[Layout region records]
═══
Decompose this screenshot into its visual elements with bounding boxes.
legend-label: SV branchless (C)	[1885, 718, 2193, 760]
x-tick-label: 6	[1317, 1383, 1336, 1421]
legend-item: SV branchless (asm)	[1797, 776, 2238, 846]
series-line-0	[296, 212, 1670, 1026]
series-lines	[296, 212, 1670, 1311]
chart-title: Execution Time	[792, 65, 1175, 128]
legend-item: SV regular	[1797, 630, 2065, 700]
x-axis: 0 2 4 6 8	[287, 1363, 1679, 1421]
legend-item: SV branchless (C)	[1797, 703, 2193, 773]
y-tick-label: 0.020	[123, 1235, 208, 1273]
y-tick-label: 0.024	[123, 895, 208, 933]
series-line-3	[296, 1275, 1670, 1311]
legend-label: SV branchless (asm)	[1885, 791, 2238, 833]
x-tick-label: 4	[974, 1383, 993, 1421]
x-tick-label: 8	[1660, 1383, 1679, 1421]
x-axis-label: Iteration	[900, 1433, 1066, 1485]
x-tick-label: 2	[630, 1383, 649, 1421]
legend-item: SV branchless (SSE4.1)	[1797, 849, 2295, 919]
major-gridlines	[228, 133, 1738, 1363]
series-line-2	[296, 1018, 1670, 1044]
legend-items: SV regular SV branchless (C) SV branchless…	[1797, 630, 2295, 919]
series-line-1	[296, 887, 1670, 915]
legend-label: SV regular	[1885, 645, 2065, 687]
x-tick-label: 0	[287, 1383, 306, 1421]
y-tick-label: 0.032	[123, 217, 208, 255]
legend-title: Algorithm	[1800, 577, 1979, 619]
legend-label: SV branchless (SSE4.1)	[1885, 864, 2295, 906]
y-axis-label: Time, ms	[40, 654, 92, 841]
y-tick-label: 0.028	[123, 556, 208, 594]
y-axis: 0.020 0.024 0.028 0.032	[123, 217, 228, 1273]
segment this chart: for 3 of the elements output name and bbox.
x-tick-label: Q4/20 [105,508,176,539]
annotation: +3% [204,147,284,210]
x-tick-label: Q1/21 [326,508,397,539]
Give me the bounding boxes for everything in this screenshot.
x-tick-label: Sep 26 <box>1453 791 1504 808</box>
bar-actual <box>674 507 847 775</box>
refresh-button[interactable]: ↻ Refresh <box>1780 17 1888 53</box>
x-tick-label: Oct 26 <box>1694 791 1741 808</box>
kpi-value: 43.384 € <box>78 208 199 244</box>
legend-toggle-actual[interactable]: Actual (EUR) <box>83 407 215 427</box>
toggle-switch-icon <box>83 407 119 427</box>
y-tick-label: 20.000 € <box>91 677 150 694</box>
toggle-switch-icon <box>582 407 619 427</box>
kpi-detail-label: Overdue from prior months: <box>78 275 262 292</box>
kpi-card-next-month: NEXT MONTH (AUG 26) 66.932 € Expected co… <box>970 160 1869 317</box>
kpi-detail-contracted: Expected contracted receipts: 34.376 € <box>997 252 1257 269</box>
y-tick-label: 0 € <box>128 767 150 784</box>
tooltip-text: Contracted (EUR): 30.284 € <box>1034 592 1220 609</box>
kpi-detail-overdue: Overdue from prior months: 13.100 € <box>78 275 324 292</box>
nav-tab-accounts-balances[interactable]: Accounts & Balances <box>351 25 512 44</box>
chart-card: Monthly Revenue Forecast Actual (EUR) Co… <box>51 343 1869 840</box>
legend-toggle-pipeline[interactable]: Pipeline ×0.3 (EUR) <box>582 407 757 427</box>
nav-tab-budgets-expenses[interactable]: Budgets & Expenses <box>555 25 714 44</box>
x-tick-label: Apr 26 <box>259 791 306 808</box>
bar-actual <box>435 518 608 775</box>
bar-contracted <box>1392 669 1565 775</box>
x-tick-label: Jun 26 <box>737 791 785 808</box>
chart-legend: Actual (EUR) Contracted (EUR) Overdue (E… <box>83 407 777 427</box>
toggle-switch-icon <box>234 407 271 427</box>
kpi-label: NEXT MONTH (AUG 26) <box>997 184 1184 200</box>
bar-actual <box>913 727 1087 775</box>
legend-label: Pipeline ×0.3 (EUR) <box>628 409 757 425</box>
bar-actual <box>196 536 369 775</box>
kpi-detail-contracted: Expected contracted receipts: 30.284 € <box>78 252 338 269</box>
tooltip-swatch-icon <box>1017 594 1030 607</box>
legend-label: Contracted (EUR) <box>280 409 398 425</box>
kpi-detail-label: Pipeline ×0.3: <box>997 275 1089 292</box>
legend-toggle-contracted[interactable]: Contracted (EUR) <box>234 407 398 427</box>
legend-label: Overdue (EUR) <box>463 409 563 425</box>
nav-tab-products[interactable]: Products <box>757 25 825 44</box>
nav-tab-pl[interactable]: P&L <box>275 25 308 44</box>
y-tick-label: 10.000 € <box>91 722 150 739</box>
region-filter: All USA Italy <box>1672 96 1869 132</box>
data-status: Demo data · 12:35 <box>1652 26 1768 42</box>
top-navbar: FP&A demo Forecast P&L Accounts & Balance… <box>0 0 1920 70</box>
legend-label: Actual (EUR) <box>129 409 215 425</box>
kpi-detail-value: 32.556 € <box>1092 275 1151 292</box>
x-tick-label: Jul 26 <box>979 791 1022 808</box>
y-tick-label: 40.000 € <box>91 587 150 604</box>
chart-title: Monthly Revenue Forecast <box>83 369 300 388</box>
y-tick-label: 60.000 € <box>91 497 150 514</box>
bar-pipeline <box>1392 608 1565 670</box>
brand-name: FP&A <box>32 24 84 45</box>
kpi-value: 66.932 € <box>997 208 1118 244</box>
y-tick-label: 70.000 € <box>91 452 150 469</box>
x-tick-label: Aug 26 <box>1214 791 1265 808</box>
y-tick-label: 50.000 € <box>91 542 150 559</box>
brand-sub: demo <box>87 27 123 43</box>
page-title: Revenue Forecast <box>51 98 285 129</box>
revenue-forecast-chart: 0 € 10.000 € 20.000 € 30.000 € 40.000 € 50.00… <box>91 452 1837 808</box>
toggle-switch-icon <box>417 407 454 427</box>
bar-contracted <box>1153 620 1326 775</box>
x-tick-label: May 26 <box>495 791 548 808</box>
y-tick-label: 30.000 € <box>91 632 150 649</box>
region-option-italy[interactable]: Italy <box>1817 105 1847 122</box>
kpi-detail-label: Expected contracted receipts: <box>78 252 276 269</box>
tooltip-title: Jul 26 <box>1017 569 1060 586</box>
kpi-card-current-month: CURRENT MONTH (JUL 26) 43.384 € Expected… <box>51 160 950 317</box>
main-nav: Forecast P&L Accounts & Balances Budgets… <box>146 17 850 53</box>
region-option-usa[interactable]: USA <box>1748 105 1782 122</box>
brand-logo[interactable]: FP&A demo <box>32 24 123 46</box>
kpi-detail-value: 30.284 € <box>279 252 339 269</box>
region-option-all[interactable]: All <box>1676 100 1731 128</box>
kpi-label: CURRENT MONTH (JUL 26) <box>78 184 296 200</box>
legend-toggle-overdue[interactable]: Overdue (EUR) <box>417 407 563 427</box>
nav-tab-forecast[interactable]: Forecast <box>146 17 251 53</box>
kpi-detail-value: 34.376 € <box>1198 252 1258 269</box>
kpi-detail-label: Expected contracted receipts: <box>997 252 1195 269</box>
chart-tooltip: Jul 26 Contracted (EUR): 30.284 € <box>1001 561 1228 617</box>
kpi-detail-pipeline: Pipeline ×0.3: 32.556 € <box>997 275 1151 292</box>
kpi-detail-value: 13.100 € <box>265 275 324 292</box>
═══
From the records above, select each line that contains the string "Overdue".

kpi-detail-label: Overdue from prior months: <box>78 275 262 292</box>
kpi-detail-overdue: Overdue from prior months: 13.100 € <box>78 275 324 292</box>
chart-legend: Actual (EUR) Contracted (EUR) Overdue (E… <box>83 407 777 427</box>
legend-label: Overdue (EUR) <box>463 409 563 425</box>
legend-toggle-overdue[interactable]: Overdue (EUR) <box>417 407 563 427</box>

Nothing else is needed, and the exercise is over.